▶ [The exercise] Find the lines with the string "coordinate" and return them.

Items from a figure collection:
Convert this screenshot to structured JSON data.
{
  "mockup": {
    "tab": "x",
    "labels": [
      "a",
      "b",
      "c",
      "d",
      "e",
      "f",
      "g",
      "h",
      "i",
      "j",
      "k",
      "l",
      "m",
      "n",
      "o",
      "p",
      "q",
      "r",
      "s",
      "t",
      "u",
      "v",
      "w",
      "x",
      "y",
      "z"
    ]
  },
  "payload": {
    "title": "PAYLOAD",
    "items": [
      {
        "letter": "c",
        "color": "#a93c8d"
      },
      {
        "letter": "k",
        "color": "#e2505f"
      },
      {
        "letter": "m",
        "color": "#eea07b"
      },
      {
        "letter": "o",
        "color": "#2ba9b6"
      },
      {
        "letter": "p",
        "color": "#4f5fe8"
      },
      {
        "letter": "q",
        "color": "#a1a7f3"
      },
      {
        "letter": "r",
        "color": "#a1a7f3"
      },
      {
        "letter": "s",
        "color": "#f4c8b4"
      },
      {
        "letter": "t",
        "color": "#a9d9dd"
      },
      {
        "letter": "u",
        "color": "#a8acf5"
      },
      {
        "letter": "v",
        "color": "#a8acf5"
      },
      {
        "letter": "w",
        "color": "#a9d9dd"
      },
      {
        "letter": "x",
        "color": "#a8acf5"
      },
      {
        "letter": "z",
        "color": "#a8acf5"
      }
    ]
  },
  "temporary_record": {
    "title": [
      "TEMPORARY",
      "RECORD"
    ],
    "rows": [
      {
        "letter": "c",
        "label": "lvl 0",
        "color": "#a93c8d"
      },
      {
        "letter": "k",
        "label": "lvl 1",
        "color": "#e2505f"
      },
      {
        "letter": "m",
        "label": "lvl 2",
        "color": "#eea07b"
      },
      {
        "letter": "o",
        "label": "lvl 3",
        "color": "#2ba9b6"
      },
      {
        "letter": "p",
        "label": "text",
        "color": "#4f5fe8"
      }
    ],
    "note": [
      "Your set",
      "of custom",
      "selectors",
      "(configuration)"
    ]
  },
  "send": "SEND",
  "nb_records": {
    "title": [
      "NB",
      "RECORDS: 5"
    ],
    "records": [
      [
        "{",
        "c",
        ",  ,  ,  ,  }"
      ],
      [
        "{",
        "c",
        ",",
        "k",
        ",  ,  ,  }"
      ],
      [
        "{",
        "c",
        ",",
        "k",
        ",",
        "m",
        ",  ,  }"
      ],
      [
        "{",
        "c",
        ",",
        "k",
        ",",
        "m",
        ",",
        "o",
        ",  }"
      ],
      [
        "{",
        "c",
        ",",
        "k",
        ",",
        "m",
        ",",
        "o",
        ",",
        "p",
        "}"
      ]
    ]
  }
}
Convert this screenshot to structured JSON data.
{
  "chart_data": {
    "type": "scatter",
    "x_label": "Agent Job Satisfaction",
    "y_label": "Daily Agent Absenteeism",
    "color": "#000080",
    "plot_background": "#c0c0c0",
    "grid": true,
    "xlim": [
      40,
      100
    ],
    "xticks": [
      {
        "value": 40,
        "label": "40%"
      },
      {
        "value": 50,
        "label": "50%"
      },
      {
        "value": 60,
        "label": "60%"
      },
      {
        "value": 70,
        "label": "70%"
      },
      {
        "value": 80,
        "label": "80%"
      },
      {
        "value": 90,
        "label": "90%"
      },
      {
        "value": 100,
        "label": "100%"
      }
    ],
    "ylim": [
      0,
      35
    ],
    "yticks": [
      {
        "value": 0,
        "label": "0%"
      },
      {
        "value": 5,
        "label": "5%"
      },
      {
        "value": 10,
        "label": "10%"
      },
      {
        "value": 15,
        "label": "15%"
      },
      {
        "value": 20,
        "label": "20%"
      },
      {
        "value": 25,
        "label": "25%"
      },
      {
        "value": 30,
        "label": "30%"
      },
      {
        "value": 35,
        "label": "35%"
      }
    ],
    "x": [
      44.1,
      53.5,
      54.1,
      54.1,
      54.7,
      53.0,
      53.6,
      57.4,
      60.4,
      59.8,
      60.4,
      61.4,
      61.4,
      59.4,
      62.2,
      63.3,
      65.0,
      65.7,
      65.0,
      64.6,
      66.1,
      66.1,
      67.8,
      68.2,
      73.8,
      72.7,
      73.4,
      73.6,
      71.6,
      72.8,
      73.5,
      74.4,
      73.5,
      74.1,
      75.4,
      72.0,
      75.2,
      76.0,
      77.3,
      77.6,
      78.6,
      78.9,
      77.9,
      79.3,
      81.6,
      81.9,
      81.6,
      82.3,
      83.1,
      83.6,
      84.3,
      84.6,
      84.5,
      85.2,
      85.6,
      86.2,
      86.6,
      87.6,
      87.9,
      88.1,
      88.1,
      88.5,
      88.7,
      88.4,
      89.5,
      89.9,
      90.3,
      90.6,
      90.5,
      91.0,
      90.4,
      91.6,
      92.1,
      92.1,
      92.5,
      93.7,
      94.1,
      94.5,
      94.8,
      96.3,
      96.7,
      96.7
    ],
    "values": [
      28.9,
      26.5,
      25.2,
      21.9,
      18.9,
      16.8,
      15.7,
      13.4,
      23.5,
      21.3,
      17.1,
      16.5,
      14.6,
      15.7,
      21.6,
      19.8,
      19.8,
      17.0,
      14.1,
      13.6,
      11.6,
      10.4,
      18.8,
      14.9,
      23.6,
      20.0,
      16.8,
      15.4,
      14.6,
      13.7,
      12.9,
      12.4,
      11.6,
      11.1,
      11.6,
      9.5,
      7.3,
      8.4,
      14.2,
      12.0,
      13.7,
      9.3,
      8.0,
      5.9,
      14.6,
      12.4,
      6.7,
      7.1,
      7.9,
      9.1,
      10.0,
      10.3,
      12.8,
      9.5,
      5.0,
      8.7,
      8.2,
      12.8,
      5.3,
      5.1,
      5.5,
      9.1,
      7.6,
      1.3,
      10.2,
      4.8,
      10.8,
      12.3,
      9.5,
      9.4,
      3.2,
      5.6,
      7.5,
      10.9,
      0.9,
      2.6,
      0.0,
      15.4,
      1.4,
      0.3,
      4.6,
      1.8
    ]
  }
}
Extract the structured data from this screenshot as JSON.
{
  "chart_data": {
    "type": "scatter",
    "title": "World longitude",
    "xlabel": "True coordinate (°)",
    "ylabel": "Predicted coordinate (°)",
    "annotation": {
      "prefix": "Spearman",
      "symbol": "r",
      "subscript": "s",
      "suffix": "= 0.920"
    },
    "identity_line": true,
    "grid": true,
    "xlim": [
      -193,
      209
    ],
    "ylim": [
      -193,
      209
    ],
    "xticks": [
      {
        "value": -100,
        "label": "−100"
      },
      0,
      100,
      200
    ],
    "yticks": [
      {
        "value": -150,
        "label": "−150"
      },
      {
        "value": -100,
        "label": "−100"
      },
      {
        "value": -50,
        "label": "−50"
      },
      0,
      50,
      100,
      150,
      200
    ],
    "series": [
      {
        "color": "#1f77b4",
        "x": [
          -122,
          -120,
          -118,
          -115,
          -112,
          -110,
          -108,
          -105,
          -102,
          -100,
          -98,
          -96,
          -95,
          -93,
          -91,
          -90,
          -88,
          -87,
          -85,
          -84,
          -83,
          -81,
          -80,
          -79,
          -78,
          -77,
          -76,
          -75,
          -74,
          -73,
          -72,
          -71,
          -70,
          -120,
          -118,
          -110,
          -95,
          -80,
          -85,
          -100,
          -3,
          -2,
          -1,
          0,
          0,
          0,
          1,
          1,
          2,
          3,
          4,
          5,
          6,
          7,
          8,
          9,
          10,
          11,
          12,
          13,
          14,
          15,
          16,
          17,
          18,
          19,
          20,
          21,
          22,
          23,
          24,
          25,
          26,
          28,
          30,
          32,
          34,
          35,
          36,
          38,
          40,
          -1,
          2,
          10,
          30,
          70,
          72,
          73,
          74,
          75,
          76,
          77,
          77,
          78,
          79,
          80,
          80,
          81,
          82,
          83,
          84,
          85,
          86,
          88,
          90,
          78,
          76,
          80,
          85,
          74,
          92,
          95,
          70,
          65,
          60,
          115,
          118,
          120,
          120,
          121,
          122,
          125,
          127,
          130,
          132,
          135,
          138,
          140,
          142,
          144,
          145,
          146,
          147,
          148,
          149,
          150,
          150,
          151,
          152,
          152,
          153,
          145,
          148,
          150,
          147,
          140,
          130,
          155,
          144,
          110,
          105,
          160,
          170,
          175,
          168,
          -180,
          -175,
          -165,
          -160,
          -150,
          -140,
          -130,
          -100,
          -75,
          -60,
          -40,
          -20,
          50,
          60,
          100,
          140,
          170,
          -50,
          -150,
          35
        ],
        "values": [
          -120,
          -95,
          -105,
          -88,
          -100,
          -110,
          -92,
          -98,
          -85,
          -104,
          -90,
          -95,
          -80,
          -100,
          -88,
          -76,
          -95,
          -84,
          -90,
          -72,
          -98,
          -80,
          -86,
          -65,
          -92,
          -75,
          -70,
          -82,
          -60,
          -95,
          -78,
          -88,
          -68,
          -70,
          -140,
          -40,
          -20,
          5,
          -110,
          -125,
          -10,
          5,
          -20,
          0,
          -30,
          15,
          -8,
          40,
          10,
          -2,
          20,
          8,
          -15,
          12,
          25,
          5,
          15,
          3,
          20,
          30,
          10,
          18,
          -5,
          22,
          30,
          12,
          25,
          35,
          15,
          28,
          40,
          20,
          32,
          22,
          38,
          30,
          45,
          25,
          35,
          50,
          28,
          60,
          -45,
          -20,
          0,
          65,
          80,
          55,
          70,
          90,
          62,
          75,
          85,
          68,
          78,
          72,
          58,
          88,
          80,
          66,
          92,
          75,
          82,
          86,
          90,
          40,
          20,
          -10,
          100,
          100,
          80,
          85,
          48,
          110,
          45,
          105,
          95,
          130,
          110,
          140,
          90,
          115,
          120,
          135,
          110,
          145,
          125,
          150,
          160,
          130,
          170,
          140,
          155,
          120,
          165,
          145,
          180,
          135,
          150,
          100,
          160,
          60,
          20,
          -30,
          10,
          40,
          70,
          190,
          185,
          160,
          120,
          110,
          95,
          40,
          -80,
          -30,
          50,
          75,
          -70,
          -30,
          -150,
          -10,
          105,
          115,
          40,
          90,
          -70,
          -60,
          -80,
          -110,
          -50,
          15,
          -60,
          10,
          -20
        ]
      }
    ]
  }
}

▶ [Expected output]
    "xlabel": "True coordinate (°)",
    "ylabel": "Predicted coordinate (°)",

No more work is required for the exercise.